◆ **Problem requirements**
Locate the string "name" throughout the material and copy every line in which it occurs.
— start of Exercise data —
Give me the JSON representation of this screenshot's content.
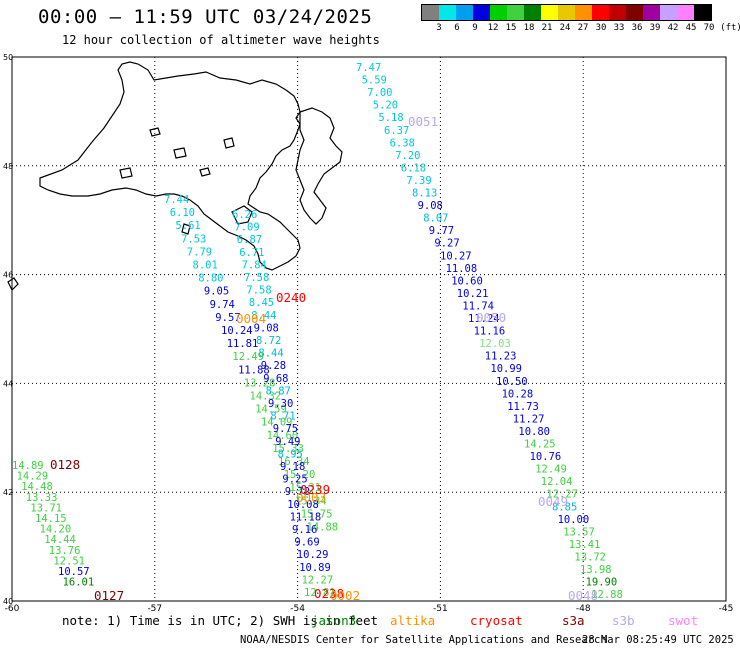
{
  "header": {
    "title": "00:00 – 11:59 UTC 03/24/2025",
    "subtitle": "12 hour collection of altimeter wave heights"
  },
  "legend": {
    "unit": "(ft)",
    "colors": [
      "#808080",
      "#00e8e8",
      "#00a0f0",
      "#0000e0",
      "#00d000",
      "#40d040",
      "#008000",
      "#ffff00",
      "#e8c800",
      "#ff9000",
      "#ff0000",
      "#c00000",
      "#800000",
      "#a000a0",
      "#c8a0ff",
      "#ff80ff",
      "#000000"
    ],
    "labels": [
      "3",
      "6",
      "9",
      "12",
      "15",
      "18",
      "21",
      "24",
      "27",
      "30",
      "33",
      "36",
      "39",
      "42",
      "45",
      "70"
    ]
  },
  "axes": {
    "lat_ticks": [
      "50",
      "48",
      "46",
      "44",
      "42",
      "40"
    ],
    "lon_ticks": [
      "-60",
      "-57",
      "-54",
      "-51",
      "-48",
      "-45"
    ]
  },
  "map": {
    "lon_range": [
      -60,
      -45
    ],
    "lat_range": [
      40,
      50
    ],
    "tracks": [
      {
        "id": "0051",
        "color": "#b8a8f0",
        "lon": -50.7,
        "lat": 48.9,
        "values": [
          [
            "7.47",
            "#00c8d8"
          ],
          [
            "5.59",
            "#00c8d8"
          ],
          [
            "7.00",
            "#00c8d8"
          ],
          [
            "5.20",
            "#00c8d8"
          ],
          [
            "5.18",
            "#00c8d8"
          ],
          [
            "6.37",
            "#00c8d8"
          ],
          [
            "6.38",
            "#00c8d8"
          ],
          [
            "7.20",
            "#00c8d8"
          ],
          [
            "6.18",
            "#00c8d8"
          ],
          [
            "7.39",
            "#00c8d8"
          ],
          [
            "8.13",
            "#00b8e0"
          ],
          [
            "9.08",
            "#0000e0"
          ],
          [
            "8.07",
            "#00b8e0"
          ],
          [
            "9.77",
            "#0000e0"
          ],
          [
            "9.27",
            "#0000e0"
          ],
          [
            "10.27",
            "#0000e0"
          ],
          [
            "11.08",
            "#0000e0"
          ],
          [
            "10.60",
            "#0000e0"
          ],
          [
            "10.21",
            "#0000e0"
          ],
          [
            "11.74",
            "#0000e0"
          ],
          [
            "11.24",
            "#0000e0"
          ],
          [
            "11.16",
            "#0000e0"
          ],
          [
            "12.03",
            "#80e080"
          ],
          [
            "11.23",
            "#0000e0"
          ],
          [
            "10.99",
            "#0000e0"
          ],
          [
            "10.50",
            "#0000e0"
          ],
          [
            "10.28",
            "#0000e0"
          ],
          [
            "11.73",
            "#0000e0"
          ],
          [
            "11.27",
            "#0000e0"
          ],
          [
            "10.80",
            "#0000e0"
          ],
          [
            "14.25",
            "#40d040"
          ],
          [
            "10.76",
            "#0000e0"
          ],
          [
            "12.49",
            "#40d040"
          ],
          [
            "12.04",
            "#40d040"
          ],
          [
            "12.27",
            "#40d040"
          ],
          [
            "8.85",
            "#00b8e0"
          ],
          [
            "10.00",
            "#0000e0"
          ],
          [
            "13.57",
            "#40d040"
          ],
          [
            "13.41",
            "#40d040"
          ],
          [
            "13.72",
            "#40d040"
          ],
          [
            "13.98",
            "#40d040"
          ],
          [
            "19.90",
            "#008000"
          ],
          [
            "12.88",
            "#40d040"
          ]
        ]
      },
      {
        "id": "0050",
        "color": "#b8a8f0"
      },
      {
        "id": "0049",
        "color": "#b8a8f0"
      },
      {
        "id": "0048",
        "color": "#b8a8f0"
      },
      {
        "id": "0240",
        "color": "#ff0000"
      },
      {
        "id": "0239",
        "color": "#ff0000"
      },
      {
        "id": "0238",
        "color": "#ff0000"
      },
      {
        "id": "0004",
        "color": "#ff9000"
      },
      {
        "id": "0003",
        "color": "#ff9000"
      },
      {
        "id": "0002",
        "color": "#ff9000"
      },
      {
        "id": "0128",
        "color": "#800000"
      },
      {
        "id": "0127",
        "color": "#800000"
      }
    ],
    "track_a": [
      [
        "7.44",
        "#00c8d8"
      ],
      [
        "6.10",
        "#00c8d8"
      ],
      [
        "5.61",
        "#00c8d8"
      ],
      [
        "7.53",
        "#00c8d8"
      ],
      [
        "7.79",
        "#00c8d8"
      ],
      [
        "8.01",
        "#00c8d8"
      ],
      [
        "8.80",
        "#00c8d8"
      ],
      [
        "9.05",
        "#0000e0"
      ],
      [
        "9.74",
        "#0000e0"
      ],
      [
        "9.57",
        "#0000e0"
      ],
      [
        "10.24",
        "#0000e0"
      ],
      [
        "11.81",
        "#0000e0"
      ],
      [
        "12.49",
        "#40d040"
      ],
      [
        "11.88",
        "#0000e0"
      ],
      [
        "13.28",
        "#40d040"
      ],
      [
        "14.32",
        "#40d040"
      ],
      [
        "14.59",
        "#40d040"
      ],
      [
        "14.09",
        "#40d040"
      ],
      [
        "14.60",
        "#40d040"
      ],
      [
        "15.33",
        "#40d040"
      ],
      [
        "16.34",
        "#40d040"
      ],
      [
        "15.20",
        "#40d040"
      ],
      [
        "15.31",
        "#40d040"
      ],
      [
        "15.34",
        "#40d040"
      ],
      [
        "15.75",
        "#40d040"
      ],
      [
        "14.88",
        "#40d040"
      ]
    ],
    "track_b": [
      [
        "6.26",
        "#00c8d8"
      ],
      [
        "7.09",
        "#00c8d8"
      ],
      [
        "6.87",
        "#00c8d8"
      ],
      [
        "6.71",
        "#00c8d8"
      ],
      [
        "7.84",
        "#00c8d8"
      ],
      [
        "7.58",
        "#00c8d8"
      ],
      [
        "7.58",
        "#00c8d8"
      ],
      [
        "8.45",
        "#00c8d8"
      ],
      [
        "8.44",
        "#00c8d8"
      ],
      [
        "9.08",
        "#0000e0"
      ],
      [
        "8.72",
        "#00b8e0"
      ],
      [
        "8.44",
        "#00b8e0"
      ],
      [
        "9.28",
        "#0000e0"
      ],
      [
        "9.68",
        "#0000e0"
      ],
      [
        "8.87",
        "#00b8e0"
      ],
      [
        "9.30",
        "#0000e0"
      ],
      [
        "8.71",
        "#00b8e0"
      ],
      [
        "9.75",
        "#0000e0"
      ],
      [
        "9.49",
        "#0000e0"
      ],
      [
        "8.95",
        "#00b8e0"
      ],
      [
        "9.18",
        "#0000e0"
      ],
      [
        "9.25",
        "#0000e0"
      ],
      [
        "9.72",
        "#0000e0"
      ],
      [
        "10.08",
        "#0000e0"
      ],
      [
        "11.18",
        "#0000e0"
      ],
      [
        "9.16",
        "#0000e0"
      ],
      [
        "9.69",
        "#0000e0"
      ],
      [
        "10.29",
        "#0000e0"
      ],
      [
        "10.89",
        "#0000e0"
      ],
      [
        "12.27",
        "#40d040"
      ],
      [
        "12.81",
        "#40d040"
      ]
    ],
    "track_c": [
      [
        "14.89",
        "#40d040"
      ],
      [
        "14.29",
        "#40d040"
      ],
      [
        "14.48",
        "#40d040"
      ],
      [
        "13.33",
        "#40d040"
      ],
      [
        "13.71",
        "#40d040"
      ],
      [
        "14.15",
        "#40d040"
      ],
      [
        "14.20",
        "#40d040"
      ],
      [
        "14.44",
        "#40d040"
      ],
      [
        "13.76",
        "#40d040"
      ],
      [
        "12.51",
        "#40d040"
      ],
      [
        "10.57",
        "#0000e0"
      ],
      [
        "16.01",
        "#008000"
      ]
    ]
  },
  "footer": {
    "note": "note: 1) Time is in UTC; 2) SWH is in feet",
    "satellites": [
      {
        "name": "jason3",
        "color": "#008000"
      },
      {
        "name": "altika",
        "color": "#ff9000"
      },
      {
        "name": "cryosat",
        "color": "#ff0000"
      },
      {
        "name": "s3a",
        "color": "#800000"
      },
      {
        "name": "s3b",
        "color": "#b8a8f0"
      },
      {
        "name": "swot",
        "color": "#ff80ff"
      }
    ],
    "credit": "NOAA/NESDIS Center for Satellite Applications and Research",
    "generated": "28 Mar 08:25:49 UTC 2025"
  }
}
— end of Exercise data —
◆ **Output**
        "name": "jason3",
        "name": "altika",
        "name": "cryosat",
        "name": "s3a",
        "name": "s3b",
        "name": "swot",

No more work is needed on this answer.